# What the task requires:
All of the data below should be written out exactly.
[Start]
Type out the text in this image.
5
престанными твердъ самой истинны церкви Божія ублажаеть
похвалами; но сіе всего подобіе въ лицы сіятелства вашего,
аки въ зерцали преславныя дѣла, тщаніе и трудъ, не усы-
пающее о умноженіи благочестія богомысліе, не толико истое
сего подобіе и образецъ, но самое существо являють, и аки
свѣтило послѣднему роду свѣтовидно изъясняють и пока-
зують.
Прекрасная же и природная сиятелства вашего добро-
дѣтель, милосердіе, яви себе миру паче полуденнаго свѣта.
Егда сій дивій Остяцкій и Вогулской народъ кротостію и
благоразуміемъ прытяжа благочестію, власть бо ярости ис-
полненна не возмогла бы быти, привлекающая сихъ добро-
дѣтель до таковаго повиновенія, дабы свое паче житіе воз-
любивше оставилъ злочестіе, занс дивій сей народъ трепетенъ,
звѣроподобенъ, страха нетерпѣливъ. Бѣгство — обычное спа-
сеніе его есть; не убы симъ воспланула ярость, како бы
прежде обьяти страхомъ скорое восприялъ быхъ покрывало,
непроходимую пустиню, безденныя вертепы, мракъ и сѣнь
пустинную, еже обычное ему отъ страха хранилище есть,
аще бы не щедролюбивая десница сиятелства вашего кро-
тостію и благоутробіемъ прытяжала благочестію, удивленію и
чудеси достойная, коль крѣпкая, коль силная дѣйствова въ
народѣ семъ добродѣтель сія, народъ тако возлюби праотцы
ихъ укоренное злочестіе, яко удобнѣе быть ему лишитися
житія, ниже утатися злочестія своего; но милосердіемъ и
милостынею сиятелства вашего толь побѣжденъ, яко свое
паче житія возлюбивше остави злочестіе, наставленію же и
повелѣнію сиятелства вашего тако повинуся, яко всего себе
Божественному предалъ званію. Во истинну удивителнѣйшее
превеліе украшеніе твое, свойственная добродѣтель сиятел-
[End]
# Worked answer:
Type out the text in this image.
5
престанными твердъ самой истинны церкви Божія ублажаеть
похвалами; но сіе всего подобіе въ лицы сіятелства вашего,
аки въ зерцали преславныя дѣла, тщаніе и трудъ, не усы-
пающее о умноженіи благочестія богомысліе, не толико истое
сего подобіе и образецъ, но самое существо являють, и аки
свѣтило послѣднему роду свѣтовидно изъясняють и пока-
зують.
Прекрасная же и природная сиятелства вашего добро-
дѣтель, милосердіе, яви себе миру паче полуденнаго свѣта.
Егда сій дивій Остяцкій и Вогулской народъ кротостію и
благоразуміемъ прытяжа благочестію, власть бо ярости ис-
полненна не возмогла бы быти, привлекающая сихъ добро-
дѣтель до таковаго повиновенія, дабы свое паче житіе воз-
любивше оставилъ злочестіе, занс дивій сей народъ трепетенъ,
звѣроподобенъ, страха нетерпѣливъ. Бѣгство — обычное спа-
сеніе его есть; не убы симъ воспланула ярость, како бы
прежде обьяти страхомъ скорое восприялъ быхъ покрывало,
непроходимую пустиню, безденныя вертепы, мракъ и сѣнь
пустинную, еже обычное ему отъ страха хранилище есть,
аще бы не щедролюбивая десница сиятелства вашего кро-
тостію и благоутробіемъ прытяжала благочестію, удивленію и
чудеси достойная, коль крѣпкая, коль силная дѣйствова въ
народѣ семъ добродѣтель сія, народъ тако возлюби праотцы
ихъ укоренное злочестіе, яко удобнѣе быть ему лишитися
житія, ниже утатися злочестія своего; но милосердіемъ и
милостынею сиятелства вашего толь побѣжденъ, яко свое
паче житія возлюбивше остави злочестіе, наставленію же и
повелѣнію сиятелства вашего тако повинуся, яко всего себе
Божественному предалъ званію. Во истинну удивителнѣйшее
превеліе украшеніе твое, свойственная добродѣтель сиятел-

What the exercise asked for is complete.